- [Direction]
Recast every line of the listing below as a Markdown table with the columns Row and Entry, numbering the rows and leaving out blank lines and pictures.

- [Records for processing]
****

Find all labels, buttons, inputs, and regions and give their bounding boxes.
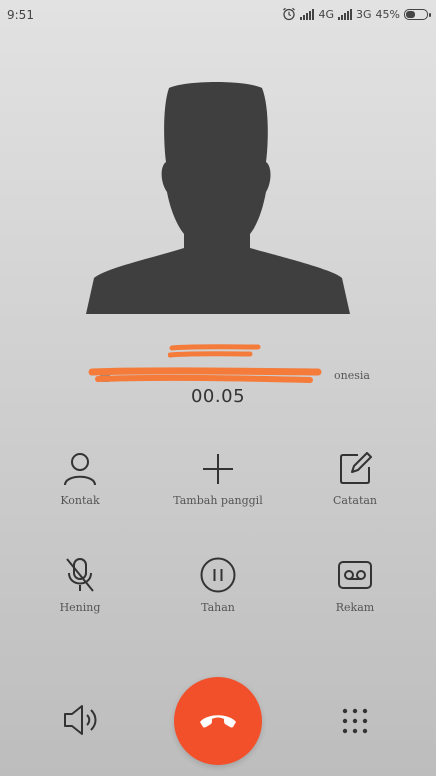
hold-button[interactable]: Tahan: [158, 557, 278, 614]
end-call-icon: [200, 715, 236, 728]
person-silhouette-icon: [86, 82, 350, 314]
record-icon: [338, 561, 372, 589]
status-icons: 4G 3G 45%: [282, 7, 431, 21]
mute-button[interactable]: Hening: [20, 557, 140, 614]
notes-label: Catatan: [332, 494, 378, 507]
network-type-1: 4G: [318, 7, 335, 21]
add-call-label: Tambah panggil: [173, 494, 263, 507]
signal-icon: [338, 8, 353, 20]
contact-avatar: [86, 82, 350, 314]
status-time: 9:51: [7, 8, 34, 22]
network-type-2: 3G: [356, 7, 372, 21]
signal-icon: [300, 8, 315, 20]
contacts-button[interactable]: Kontak: [20, 452, 140, 507]
caller-name-redaction: [168, 344, 261, 358]
contact-icon: [64, 453, 96, 486]
hold-label: Tahan: [201, 601, 235, 614]
dialpad-button[interactable]: [342, 708, 368, 738]
battery-icon: [404, 8, 431, 20]
notes-button[interactable]: Catatan: [295, 452, 415, 507]
caller-number-redaction: [88, 367, 322, 383]
note-icon: [340, 452, 372, 484]
mic-off-icon: [66, 558, 94, 592]
record-label: Rekam: [335, 601, 375, 614]
caller-location: onesia: [334, 369, 370, 382]
call-duration: 00.05: [190, 386, 246, 407]
speaker-button[interactable]: [62, 703, 100, 741]
battery-percent: 45%: [375, 7, 400, 21]
record-button[interactable]: Rekam: [295, 557, 415, 614]
plus-icon: [203, 454, 233, 484]
end-call-button[interactable]: [174, 677, 262, 765]
dialpad-icon: [342, 708, 368, 734]
contacts-label: Kontak: [60, 494, 100, 507]
caller-number-row: onesia: [86, 366, 370, 386]
speaker-icon: [64, 705, 97, 735]
add-call-button[interactable]: Tambah panggil: [158, 452, 278, 507]
mute-label: Hening: [59, 601, 101, 614]
alarm-icon: [283, 7, 296, 21]
status-bar: 9:51 4G 3G 45%: [0, 0, 436, 32]
pause-icon: [200, 557, 236, 593]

****

- [Solved problem]
| Row | Entry |
|---|---|
| 1 | Find all labels, buttons, inputs, and regions and give their bounding boxes. |
| 2 | hold-button[interactable]: Tahan: [158, 557, 278, 614] |
| 3 | end-call-icon: [200, 715, 236, 728] |
| 4 | person-silhouette-icon: [86, 82, 350, 314] |
| 5 | record-icon: [338, 561, 372, 589] |
| 6 | status-icons: 4G 3G 45%: [282, 7, 431, 21] |
| 7 | mute-button[interactable]: Hening: [20, 557, 140, 614] |
| 8 | notes-label: Catatan: [332, 494, 378, 507] |
| 9 | network-type-1: 4G: [318, 7, 335, 21] |
| 10 | add-call-label: Tambah panggil: [173, 494, 263, 507] |
| 11 | signal-icon: [338, 8, 353, 20] |
| 12 | contact-avatar: [86, 82, 350, 314] |
| 13 | status-time: 9:51: [7, 8, 34, 22] |
| 14 | network-type-2: 3G: [356, 7, 372, 21] |
| 15 | signal-icon: [300, 8, 315, 20] |
| 16 | contacts-button[interactable]: Kontak: [20, 452, 140, 507] |
| 17 | caller-name-redaction: [168, 344, 261, 358] |
| 18 | contact-icon: [64, 453, 96, 486] |
| 19 | hold-label: Tahan: [201, 601, 235, 614] |
| 20 | dialpad-button[interactable]: [342, 708, 368, 738] |
| 21 | battery-icon: [404, 8, 431, 20] |
| 22 | notes-button[interactable]: Catatan: [295, 452, 415, 507] |
| 23 | caller-number-redaction: [88, 367, 322, 383] |
| 24 | note-icon: [340, 452, 372, 484] |
| 25 | mic-off-icon: [66, 558, 94, 592] |
| 26 | record-label: Rekam: [335, 601, 375, 614] |
| 27 | caller-location: onesia: [334, 369, 370, 382] |
| 28 | call-duration: 00.05: [190, 386, 246, 407] |
| 29 | speaker-button[interactable]: [62, 703, 100, 741] |
| 30 | battery-percent: 45%: [375, 7, 400, 21] |
| 31 | record-button[interactable]: Rekam: [295, 557, 415, 614] |
| 32 | plus-icon: [203, 454, 233, 484] |
| 33 | end-call-button[interactable]: [174, 677, 262, 765] |
| 34 | dialpad-icon: [342, 708, 368, 734] |
| 35 | contacts-label: Kontak: [60, 494, 100, 507] |
| 36 | caller-number-row: onesia: [86, 366, 370, 386] |
| 37 | speaker-icon: [64, 705, 97, 735] |
| 38 | add-call-button[interactable]: Tambah panggil: [158, 452, 278, 507] |
| 39 | mute-label: Hening: [59, 601, 101, 614] |
| 40 | alarm-icon: [283, 7, 296, 21] |
| 41 | status-bar: 9:51 4G 3G 45%: [0, 0, 436, 32] |
| 42 | pause-icon: [200, 557, 236, 593] |